Where does the string "when" appear? Copy every line of the entries below that holds it.

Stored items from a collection
>> Start

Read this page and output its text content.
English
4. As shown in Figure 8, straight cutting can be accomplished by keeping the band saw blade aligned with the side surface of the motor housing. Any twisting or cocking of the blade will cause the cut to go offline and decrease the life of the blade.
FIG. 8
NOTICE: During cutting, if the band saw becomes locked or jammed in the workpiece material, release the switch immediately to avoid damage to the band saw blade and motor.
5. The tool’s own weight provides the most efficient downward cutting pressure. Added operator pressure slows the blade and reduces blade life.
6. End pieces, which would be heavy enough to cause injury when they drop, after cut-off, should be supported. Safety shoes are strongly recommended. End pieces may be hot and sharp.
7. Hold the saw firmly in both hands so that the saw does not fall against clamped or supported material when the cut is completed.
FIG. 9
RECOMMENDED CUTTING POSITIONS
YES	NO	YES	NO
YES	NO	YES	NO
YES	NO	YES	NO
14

>> End
>> Start

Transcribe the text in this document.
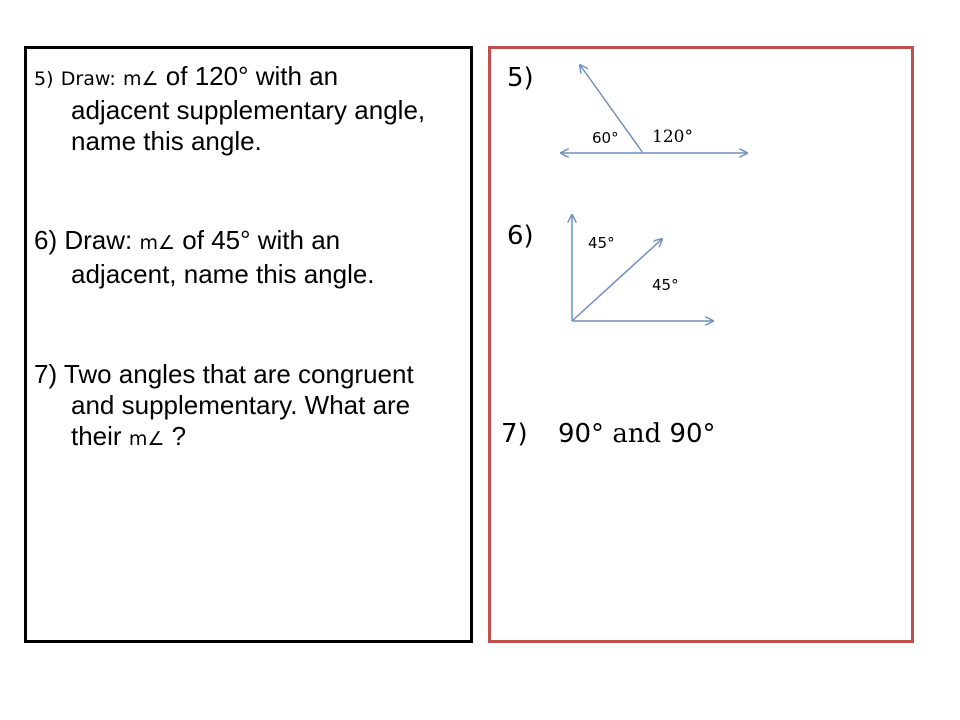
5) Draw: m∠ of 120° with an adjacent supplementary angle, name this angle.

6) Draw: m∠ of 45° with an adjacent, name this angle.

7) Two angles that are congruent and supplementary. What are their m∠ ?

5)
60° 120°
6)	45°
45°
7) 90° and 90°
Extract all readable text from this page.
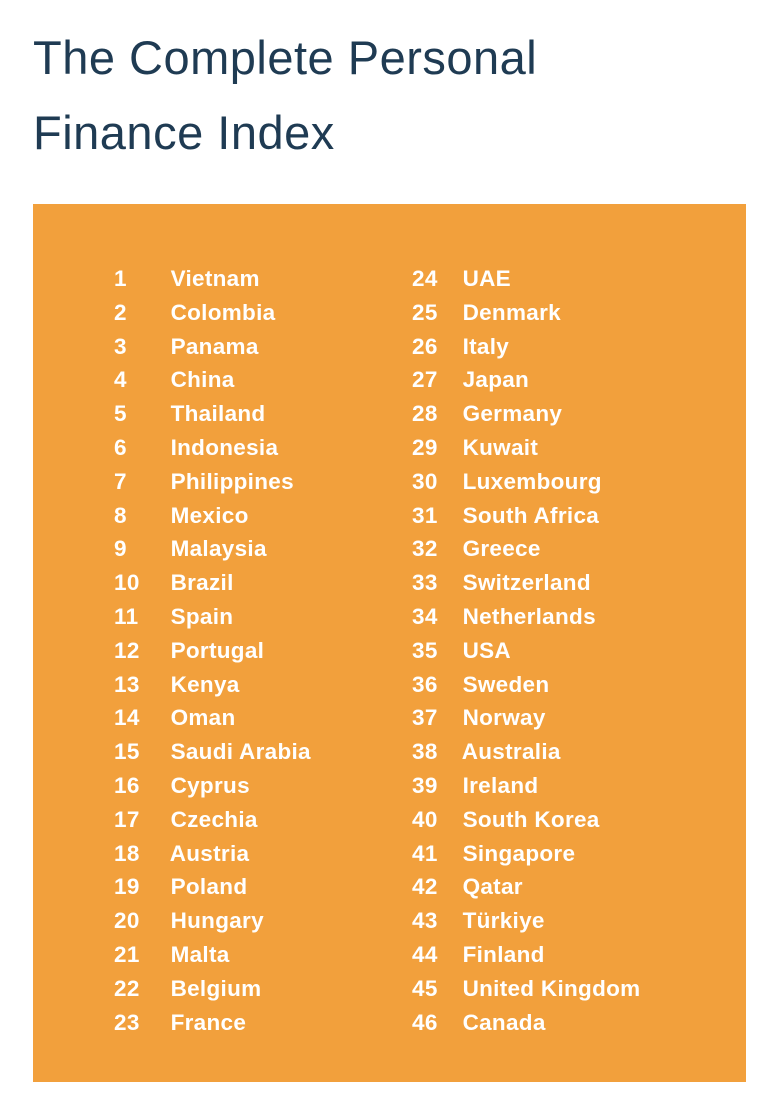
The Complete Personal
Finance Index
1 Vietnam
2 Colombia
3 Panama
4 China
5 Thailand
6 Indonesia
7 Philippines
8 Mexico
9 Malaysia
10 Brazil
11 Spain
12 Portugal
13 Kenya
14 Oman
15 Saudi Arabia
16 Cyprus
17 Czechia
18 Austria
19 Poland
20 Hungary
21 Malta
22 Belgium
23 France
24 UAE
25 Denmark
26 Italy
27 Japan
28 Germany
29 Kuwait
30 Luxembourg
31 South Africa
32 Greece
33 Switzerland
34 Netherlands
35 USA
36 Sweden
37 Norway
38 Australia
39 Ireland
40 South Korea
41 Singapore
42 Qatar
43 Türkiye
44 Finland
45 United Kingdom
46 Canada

>> End

Full output:
6. End pieces, which would be heavy enough to cause injury when they drop, after cut-off, should be supported. Safety shoes are strongly recommended. End pieces may be hot and sharp.
7. Hold the saw firmly in both hands so that the saw does not fall against clamped or supported material when the cut is completed.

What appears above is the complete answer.